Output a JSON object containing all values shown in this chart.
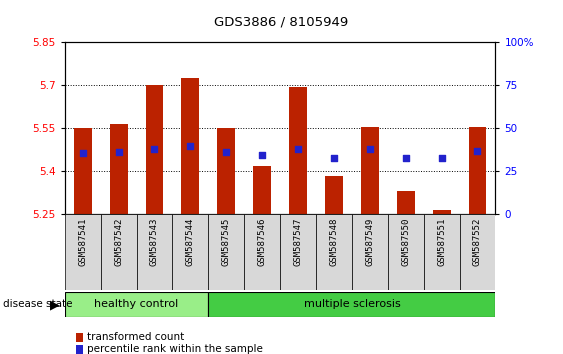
{
  "title": "GDS3886 / 8105949",
  "samples": [
    "GSM587541",
    "GSM587542",
    "GSM587543",
    "GSM587544",
    "GSM587545",
    "GSM587546",
    "GSM587547",
    "GSM587548",
    "GSM587549",
    "GSM587550",
    "GSM587551",
    "GSM587552"
  ],
  "bar_base": 5.25,
  "bar_tops": [
    5.55,
    5.565,
    5.7,
    5.725,
    5.55,
    5.42,
    5.695,
    5.385,
    5.555,
    5.33,
    5.265,
    5.555
  ],
  "blue_dot_values": [
    5.463,
    5.468,
    5.478,
    5.488,
    5.468,
    5.458,
    5.478,
    5.448,
    5.478,
    5.448,
    5.445,
    5.47
  ],
  "ylim_left": [
    5.25,
    5.85
  ],
  "ylim_right": [
    0,
    100
  ],
  "yticks_left": [
    5.25,
    5.4,
    5.55,
    5.7,
    5.85
  ],
  "ytick_labels_left": [
    "5.25",
    "5.4",
    "5.55",
    "5.7",
    "5.85"
  ],
  "yticks_right": [
    0,
    25,
    50,
    75,
    100
  ],
  "ytick_labels_right": [
    "0",
    "25",
    "50",
    "75",
    "100%"
  ],
  "bar_color": "#bb2200",
  "dot_color": "#2222cc",
  "n_healthy": 4,
  "n_ms": 8,
  "group_color_healthy": "#99ee88",
  "group_color_ms": "#44cc44",
  "label_healthy": "healthy control",
  "label_ms": "multiple sclerosis",
  "legend_bar_label": "transformed count",
  "legend_dot_label": "percentile rank within the sample",
  "xlabel": "disease state"
}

(Task directions) The material above must be printed exactly, with its pictures left out.

(Reply)
Output a JSON object containing all values shown in this chart.
{
  "title": "GDS3886 / 8105949",
  "samples": [
    "GSM587541",
    "GSM587542",
    "GSM587543",
    "GSM587544",
    "GSM587545",
    "GSM587546",
    "GSM587547",
    "GSM587548",
    "GSM587549",
    "GSM587550",
    "GSM587551",
    "GSM587552"
  ],
  "bar_base": 5.25,
  "bar_tops": [
    5.55,
    5.565,
    5.7,
    5.725,
    5.55,
    5.42,
    5.695,
    5.385,
    5.555,
    5.33,
    5.265,
    5.555
  ],
  "blue_dot_values": [
    5.463,
    5.468,
    5.478,
    5.488,
    5.468,
    5.458,
    5.478,
    5.448,
    5.478,
    5.448,
    5.445,
    5.47
  ],
  "ylim_left": [
    5.25,
    5.85
  ],
  "ylim_right": [
    0,
    100
  ],
  "yticks_left": [
    5.25,
    5.4,
    5.55,
    5.7,
    5.85
  ],
  "ytick_labels_left": [
    "5.25",
    "5.4",
    "5.55",
    "5.7",
    "5.85"
  ],
  "yticks_right": [
    0,
    25,
    50,
    75,
    100
  ],
  "ytick_labels_right": [
    "0",
    "25",
    "50",
    "75",
    "100%"
  ],
  "bar_color": "#bb2200",
  "dot_color": "#2222cc",
  "n_healthy": 4,
  "n_ms": 8,
  "group_color_healthy": "#99ee88",
  "group_color_ms": "#44cc44",
  "label_healthy": "healthy control",
  "label_ms": "multiple sclerosis",
  "legend_bar_label": "transformed count",
  "legend_dot_label": "percentile rank within the sample",
  "xlabel": "disease state"
}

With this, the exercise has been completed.